▶ _Exercise_: Search the data below for the string "Vitamina". Extract every line that contains it.

(Dataset records on visual material)
-- BEGIN --

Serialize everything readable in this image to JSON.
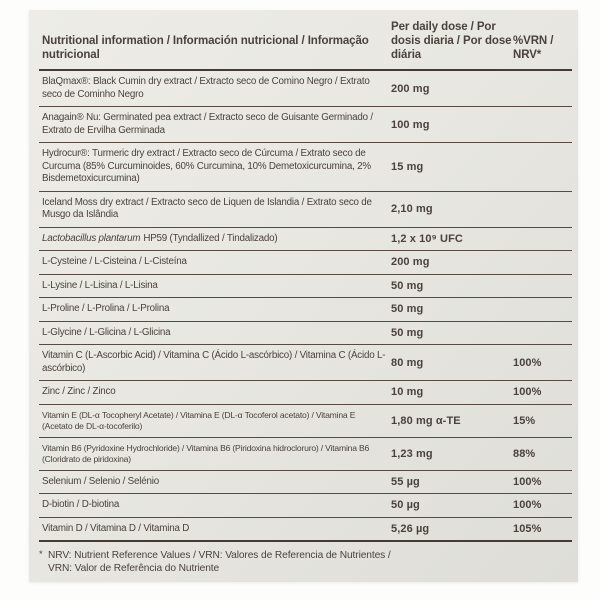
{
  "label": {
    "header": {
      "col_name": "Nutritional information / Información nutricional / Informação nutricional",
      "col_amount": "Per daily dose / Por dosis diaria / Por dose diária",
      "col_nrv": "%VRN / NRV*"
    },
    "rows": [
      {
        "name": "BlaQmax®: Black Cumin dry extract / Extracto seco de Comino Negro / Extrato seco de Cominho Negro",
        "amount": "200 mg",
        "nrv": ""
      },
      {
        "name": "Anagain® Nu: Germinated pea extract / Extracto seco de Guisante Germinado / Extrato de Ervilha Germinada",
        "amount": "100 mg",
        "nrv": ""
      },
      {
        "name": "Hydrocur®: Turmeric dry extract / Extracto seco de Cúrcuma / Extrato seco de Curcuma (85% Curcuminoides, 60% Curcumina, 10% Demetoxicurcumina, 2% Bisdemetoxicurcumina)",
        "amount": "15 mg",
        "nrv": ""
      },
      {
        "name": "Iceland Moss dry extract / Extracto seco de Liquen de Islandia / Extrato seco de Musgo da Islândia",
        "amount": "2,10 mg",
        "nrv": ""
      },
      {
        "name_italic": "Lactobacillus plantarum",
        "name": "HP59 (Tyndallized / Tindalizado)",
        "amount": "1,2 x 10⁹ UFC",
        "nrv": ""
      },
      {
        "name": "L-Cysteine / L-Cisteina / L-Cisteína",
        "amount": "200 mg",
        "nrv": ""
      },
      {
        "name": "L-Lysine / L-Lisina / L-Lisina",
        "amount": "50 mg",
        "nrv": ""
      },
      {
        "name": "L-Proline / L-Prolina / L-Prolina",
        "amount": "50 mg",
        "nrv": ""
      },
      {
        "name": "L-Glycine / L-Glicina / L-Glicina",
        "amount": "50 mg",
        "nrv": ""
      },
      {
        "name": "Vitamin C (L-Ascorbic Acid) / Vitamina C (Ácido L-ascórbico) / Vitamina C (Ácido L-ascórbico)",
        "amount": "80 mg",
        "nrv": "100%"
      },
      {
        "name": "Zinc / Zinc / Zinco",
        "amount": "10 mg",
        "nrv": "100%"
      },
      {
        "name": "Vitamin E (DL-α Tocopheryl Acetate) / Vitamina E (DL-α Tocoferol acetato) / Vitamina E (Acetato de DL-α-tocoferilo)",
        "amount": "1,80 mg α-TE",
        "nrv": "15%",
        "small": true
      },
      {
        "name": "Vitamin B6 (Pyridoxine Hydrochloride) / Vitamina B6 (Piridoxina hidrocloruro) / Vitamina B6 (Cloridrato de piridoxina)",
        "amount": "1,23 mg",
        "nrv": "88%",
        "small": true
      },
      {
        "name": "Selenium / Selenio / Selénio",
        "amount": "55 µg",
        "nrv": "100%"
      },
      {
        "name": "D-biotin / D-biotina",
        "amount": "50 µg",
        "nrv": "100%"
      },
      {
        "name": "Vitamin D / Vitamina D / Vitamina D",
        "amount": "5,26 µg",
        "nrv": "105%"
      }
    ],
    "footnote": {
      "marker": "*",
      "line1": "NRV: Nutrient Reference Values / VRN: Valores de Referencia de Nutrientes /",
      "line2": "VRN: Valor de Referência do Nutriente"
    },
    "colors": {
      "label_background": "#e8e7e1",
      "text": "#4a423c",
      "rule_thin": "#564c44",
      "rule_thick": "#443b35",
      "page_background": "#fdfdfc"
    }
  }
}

-- END --
-- BEGIN --

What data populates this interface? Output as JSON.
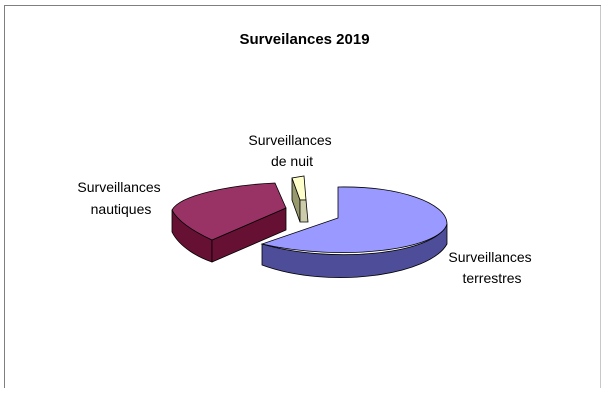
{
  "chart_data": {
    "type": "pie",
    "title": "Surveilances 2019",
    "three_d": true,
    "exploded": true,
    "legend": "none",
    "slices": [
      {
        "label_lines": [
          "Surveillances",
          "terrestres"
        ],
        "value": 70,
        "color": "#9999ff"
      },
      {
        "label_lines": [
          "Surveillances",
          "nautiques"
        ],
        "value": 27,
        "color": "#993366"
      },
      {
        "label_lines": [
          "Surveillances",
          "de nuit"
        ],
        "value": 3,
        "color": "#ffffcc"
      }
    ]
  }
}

-- END --

▶ _Result of this exercise_:
        "name": "Vitamin C (L-Ascorbic Acid) / Vitamina C (Ácido L-ascórbico) / Vitamina C (Ácido L-ascórbico)",
        "name": "Vitamin E (DL-α Tocopheryl Acetate) / Vitamina E (DL-α Tocoferol acetato) / Vitamina E (Acetato de DL-α-tocoferilo)",
        "name": "Vitamin B6 (Pyridoxine Hydrochloride) / Vitamina B6 (Piridoxina hidrocloruro) / Vitamina B6 (Cloridrato de piridoxina)",
        "name": "Vitamin D / Vitamina D / Vitamina D",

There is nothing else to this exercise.